§ STORED ROWS

- - -

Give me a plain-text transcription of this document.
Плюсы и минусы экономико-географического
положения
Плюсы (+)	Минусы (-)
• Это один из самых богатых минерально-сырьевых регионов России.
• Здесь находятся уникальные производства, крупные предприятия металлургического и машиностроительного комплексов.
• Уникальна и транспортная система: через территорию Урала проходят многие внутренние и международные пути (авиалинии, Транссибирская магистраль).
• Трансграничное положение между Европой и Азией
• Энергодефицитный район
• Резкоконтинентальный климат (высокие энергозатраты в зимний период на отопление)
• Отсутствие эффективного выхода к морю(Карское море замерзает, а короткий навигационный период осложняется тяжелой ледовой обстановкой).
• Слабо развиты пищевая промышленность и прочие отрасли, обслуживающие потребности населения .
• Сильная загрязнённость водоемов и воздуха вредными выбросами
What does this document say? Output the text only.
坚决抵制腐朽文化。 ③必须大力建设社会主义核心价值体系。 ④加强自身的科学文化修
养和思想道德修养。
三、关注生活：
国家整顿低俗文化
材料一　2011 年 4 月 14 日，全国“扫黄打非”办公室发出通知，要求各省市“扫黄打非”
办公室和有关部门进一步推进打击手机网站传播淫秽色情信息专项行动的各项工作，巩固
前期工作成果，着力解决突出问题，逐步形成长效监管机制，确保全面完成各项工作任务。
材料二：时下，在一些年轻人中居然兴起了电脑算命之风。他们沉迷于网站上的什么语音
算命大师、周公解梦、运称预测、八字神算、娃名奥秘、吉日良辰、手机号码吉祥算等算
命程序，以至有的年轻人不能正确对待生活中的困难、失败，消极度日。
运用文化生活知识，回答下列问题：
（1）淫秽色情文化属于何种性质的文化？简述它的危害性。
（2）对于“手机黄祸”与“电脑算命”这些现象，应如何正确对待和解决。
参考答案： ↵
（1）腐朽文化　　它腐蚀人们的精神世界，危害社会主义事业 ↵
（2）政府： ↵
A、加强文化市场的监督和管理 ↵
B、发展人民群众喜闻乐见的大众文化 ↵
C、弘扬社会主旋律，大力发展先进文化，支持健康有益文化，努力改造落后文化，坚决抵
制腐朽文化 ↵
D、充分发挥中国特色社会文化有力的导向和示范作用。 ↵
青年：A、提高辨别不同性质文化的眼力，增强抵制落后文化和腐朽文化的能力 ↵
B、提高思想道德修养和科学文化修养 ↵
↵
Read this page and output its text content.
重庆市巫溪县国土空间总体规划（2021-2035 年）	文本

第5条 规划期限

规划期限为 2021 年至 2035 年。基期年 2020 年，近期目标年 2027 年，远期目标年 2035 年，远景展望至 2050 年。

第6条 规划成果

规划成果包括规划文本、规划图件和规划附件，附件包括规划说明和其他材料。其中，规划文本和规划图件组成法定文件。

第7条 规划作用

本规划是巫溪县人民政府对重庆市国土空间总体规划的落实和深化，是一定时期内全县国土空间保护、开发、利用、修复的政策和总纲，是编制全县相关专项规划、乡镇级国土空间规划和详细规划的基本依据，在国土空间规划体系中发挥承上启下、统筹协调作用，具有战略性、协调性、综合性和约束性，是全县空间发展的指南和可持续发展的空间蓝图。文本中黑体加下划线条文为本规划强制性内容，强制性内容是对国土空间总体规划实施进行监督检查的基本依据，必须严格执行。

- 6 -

- - -

§ THE PROBLEM
Every line in the data that holds "Плюсы" should be copied out.

§ TASK ANSWER
Плюсы и минусы экономико-географического
Плюсы (+)	Минусы (-)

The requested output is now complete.